[STATED PROBLEM] Below are the records; copy each line in them that holds the word "data".

>> START MATERIAL FOR THE TASK

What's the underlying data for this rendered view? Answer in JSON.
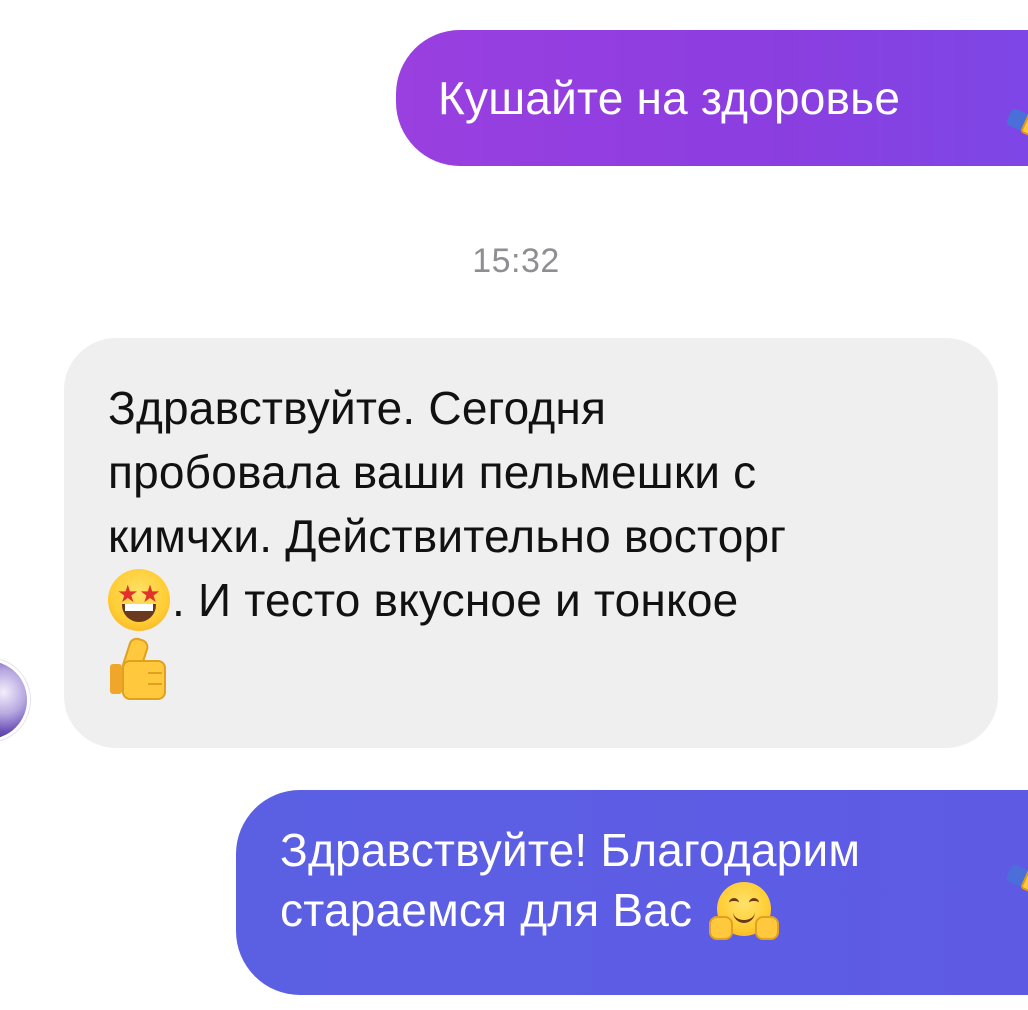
{
  "conversation": {
    "messages": [
      {
        "direction": "outgoing",
        "lines": [
          "Кушайте на здоровье"
        ],
        "trailing_icon": "folded-hands-emoji",
        "color": "#8b3ee0"
      },
      {
        "direction": "incoming",
        "lines": [
          "Здравствуйте. Сегодня",
          "пробовала ваши пельмешки с",
          "кимчхи. Действительно восторг",
          ". И тесто вкусное и тонкое"
        ],
        "inline_icons": [
          "star-struck-emoji",
          "thumbs-up-emoji"
        ],
        "color": "#efefef"
      },
      {
        "direction": "outgoing",
        "lines": [
          "Здравствуйте! Благодарим",
          "стараемся для Вас"
        ],
        "inline_icons": [
          "hugging-face-emoji",
          "folded-hands-emoji"
        ],
        "color": "#5b60e3"
      }
    ],
    "timestamp": "15:32"
  },
  "colors": {
    "outgoing_purple": "#8b3ee0",
    "outgoing_indigo": "#5b60e3",
    "incoming_gray": "#efefef",
    "timestamp_gray": "#8e8e93"
  }
}
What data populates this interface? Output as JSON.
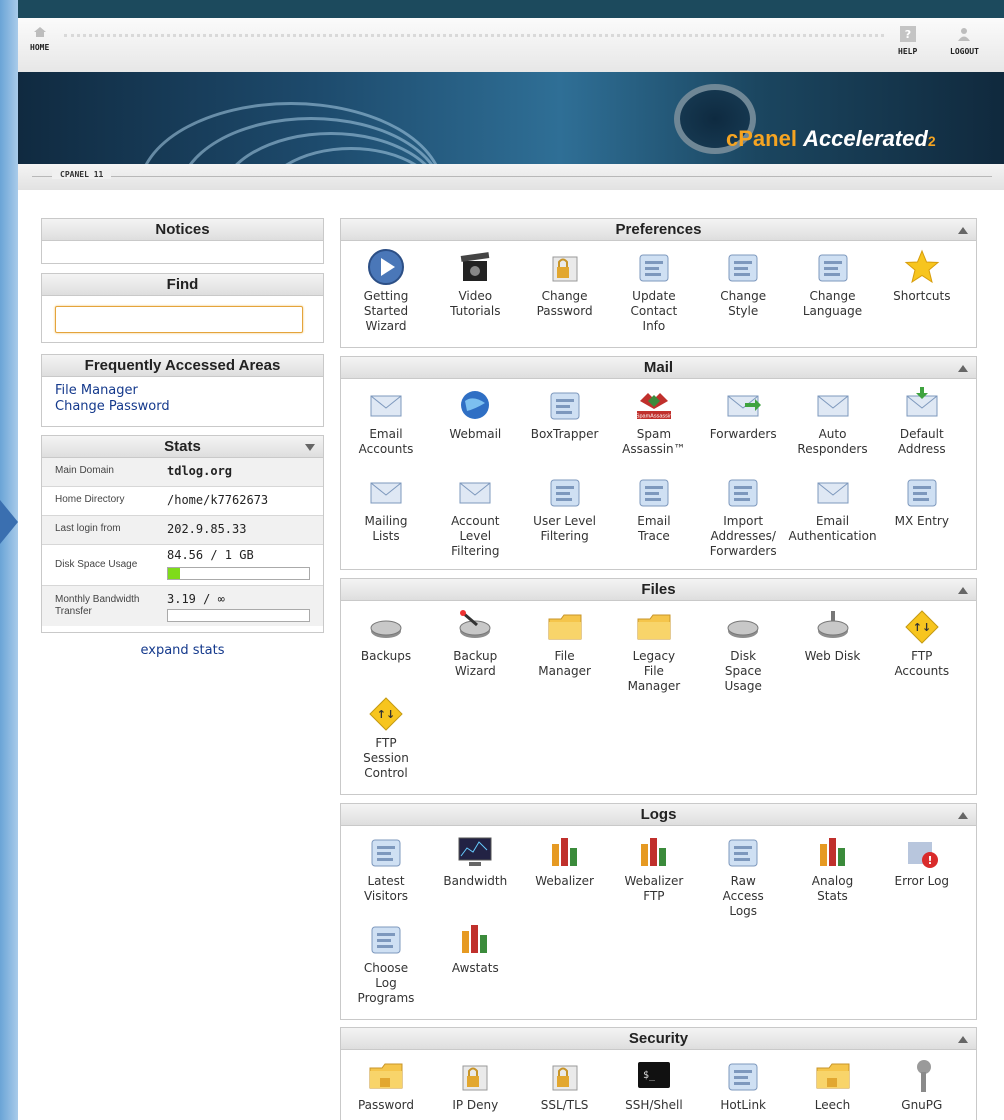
{
  "topnav": {
    "home_label": "HOME",
    "help_label": "HELP",
    "logout_label": "LOGOUT"
  },
  "banner": {
    "logo_cp": "cPanel",
    "logo_accelerated": "Accelerated",
    "logo_version": "2"
  },
  "breadcrumb": {
    "label": "CPANEL 11"
  },
  "notices": {
    "title": "Notices"
  },
  "find": {
    "title": "Find",
    "value": ""
  },
  "faa": {
    "title": "Frequently Accessed Areas",
    "links": [
      "File Manager",
      "Change Password"
    ]
  },
  "stats": {
    "title": "Stats",
    "rows": [
      {
        "label": "Main Domain",
        "value": "tdlog.org"
      },
      {
        "label": "Home Directory",
        "value": "/home/k7762673"
      },
      {
        "label": "Last login from",
        "value": "202.9.85.33"
      },
      {
        "label": "Disk Space Usage",
        "value": "84.56 / 1 GB",
        "fill": 0.0826
      },
      {
        "label": "Monthly Bandwidth Transfer",
        "value": "3.19 / ∞",
        "fill": 0
      }
    ],
    "expand_label": "expand stats"
  },
  "sections": {
    "preferences": {
      "title": "Preferences",
      "items": [
        {
          "label": "Getting\nStarted\nWizard",
          "icon": "play-icon"
        },
        {
          "label": "Video\nTutorials",
          "icon": "clapper-icon"
        },
        {
          "label": "Change\nPassword",
          "icon": "lock-password-icon"
        },
        {
          "label": "Update\nContact\nInfo",
          "icon": "contact-pad-icon"
        },
        {
          "label": "Change\nStyle",
          "icon": "style-paint-icon"
        },
        {
          "label": "Change\nLanguage",
          "icon": "language-icon"
        },
        {
          "label": "Shortcuts",
          "icon": "star-icon"
        }
      ]
    },
    "mail": {
      "title": "Mail",
      "items": [
        {
          "label": "Email\nAccounts",
          "icon": "envelope-icon"
        },
        {
          "label": "Webmail",
          "icon": "webmail-globe-icon"
        },
        {
          "label": "BoxTrapper",
          "icon": "boxtrapper-icon"
        },
        {
          "label": "Spam\nAssassin™",
          "icon": "spamassassin-icon",
          "badge": "SpamAssassin"
        },
        {
          "label": "Forwarders",
          "icon": "forward-envelope-icon"
        },
        {
          "label": "Auto\nResponders",
          "icon": "autoresponder-icon"
        },
        {
          "label": "Default\nAddress",
          "icon": "default-address-icon"
        },
        {
          "label": "Mailing\nLists",
          "icon": "mailing-list-icon"
        },
        {
          "label": "Account\nLevel\nFiltering",
          "icon": "filter-envelope-icon"
        },
        {
          "label": "User Level\nFiltering",
          "icon": "user-filter-icon"
        },
        {
          "label": "Email\nTrace",
          "icon": "email-trace-icon"
        },
        {
          "label": "Import\nAddresses/\nForwarders",
          "icon": "import-box-icon"
        },
        {
          "label": "Email\nAuthentication",
          "icon": "email-auth-icon"
        },
        {
          "label": "MX Entry",
          "icon": "mx-server-icon"
        }
      ]
    },
    "files": {
      "title": "Files",
      "items": [
        {
          "label": "Backups",
          "icon": "disk-icon"
        },
        {
          "label": "Backup\nWizard",
          "icon": "wand-disk-icon"
        },
        {
          "label": "File\nManager",
          "icon": "folder-icon"
        },
        {
          "label": "Legacy\nFile\nManager",
          "icon": "legacy-folder-icon"
        },
        {
          "label": "Disk\nSpace\nUsage",
          "icon": "disk-usage-icon"
        },
        {
          "label": "Web Disk",
          "icon": "network-disk-icon"
        },
        {
          "label": "FTP\nAccounts",
          "icon": "ftp-icon"
        },
        {
          "label": "FTP\nSession\nControl",
          "icon": "ftp-session-icon"
        }
      ]
    },
    "logs": {
      "title": "Logs",
      "items": [
        {
          "label": "Latest\nVisitors",
          "icon": "visitors-icon"
        },
        {
          "label": "Bandwidth",
          "icon": "bandwidth-monitor-icon"
        },
        {
          "label": "Webalizer",
          "icon": "webalizer-bars-icon"
        },
        {
          "label": "Webalizer\nFTP",
          "icon": "webalizer-ftp-icon"
        },
        {
          "label": "Raw\nAccess\nLogs",
          "icon": "raw-log-icon"
        },
        {
          "label": "Analog\nStats",
          "icon": "analog-bars-icon"
        },
        {
          "label": "Error Log",
          "icon": "error-log-icon"
        },
        {
          "label": "Choose\nLog\nPrograms",
          "icon": "choose-log-icon"
        },
        {
          "label": "Awstats",
          "icon": "awstats-icon"
        }
      ]
    },
    "security": {
      "title": "Security",
      "items": [
        {
          "label": "Password",
          "icon": "password-folder-icon"
        },
        {
          "label": "IP Deny",
          "icon": "ip-deny-icon"
        },
        {
          "label": "SSL/TLS",
          "icon": "ssl-icon"
        },
        {
          "label": "SSH/Shell",
          "icon": "terminal-icon"
        },
        {
          "label": "HotLink",
          "icon": "hotlink-chain-icon"
        },
        {
          "label": "Leech",
          "icon": "leech-icon"
        },
        {
          "label": "GnuPG",
          "icon": "keys-icon"
        }
      ]
    }
  }
}
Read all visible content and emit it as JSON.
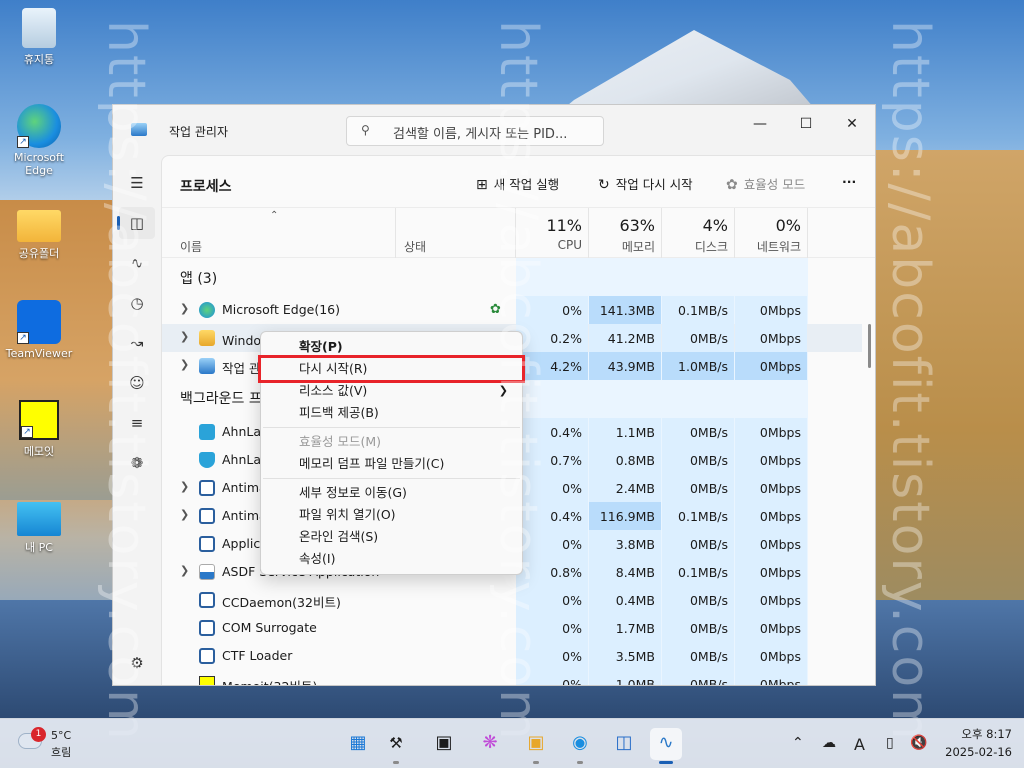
{
  "desktop": {
    "icons": [
      {
        "label": "휴지통"
      },
      {
        "label": "Microsoft Edge"
      },
      {
        "label": "공유폴더"
      },
      {
        "label": "TeamViewer"
      },
      {
        "label": "메모잇"
      },
      {
        "label": "내 PC"
      }
    ],
    "watermark": "https://abcofit.tistory.com"
  },
  "window": {
    "title": "작업 관리자",
    "search_placeholder": "검색할 이름, 게시자 또는 PID...",
    "minimize_icon": "minimize-icon",
    "maximize_icon": "maximize-icon",
    "close_icon": "close-icon"
  },
  "nav": {
    "items": [
      {
        "icon": "hamburger-icon"
      },
      {
        "icon": "processes-icon",
        "active": true
      },
      {
        "icon": "performance-icon"
      },
      {
        "icon": "app-history-icon"
      },
      {
        "icon": "startup-apps-icon"
      },
      {
        "icon": "users-icon"
      },
      {
        "icon": "details-icon"
      },
      {
        "icon": "services-icon"
      },
      {
        "icon": "settings-icon"
      }
    ]
  },
  "toolbar": {
    "page_title": "프로세스",
    "run_new_task": "새 작업 실행",
    "restart_task": "작업 다시 시작",
    "efficiency_mode": "효율성 모드",
    "more": "···"
  },
  "columns": {
    "name": "이름",
    "status": "상태",
    "cpu_pct": "11%",
    "cpu": "CPU",
    "mem_pct": "63%",
    "mem": "메모리",
    "disk_pct": "4%",
    "disk": "디스크",
    "net_pct": "0%",
    "net": "네트워크"
  },
  "groups": {
    "apps": "앱 (3)",
    "background": "백그라운드 프로세스 (87)"
  },
  "apps": [
    {
      "name": "Microsoft Edge(16)",
      "cpu": "0%",
      "mem": "141.3MB",
      "disk": "0.1MB/s",
      "net": "0Mbps"
    },
    {
      "name": "Windows 탐색기",
      "cpu": "0.2%",
      "mem": "41.2MB",
      "disk": "0MB/s",
      "net": "0Mbps"
    },
    {
      "name": "작업 관리자",
      "cpu": "4.2%",
      "mem": "43.9MB",
      "disk": "1.0MB/s",
      "net": "0Mbps"
    }
  ],
  "background": [
    {
      "name": "AhnLab Safe Transaction",
      "cpu": "0.4%",
      "mem": "1.1MB",
      "disk": "0MB/s",
      "net": "0Mbps"
    },
    {
      "name": "AhnLab Safe Transaction",
      "cpu": "0.7%",
      "mem": "0.8MB",
      "disk": "0MB/s",
      "net": "0Mbps"
    },
    {
      "name": "Antimalware Core Service",
      "cpu": "0%",
      "mem": "2.4MB",
      "disk": "0MB/s",
      "net": "0Mbps"
    },
    {
      "name": "Antimalware Service Executable",
      "cpu": "0.4%",
      "mem": "116.9MB",
      "disk": "0.1MB/s",
      "net": "0Mbps"
    },
    {
      "name": "Application Frame Host",
      "cpu": "0%",
      "mem": "3.8MB",
      "disk": "0MB/s",
      "net": "0Mbps"
    },
    {
      "name": "ASDF Service Application",
      "cpu": "0.8%",
      "mem": "8.4MB",
      "disk": "0.1MB/s",
      "net": "0Mbps"
    },
    {
      "name": "CCDaemon(32비트)",
      "cpu": "0%",
      "mem": "0.4MB",
      "disk": "0MB/s",
      "net": "0Mbps"
    },
    {
      "name": "COM Surrogate",
      "cpu": "0%",
      "mem": "1.7MB",
      "disk": "0MB/s",
      "net": "0Mbps"
    },
    {
      "name": "CTF Loader",
      "cpu": "0%",
      "mem": "3.5MB",
      "disk": "0MB/s",
      "net": "0Mbps"
    },
    {
      "name": "Memoit(32비트)",
      "cpu": "0%",
      "mem": "1.0MB",
      "disk": "0MB/s",
      "net": "0Mbps"
    }
  ],
  "context_menu": {
    "expand": "확장(P)",
    "restart": "다시 시작(R)",
    "resource_values": "리소스 값(V)",
    "feedback": "피드백 제공(B)",
    "efficiency": "효율성 모드(M)",
    "dump": "메모리 덤프 파일 만들기(C)",
    "details": "세부 정보로 이동(G)",
    "open_location": "파일 위치 열기(O)",
    "search_online": "온라인 검색(S)",
    "properties": "속성(I)"
  },
  "taskbar": {
    "weather_badge": "1",
    "weather_temp": "5°C",
    "weather_cond": "흐림",
    "time": "오후 8:17",
    "date": "2025-02-16",
    "ime": "A"
  },
  "colors": {
    "accent": "#1a5fb4",
    "highlight_border": "#e8242a",
    "metric_bg": "#dcefff",
    "metric_hi": "#b9dcfb"
  }
}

>> END MATERIAL FOR THE TASK

[FULL SOLUTION]
What's the underlying data for this rendered view? Answer in JSON.
What data populates this interface? Output as JSON.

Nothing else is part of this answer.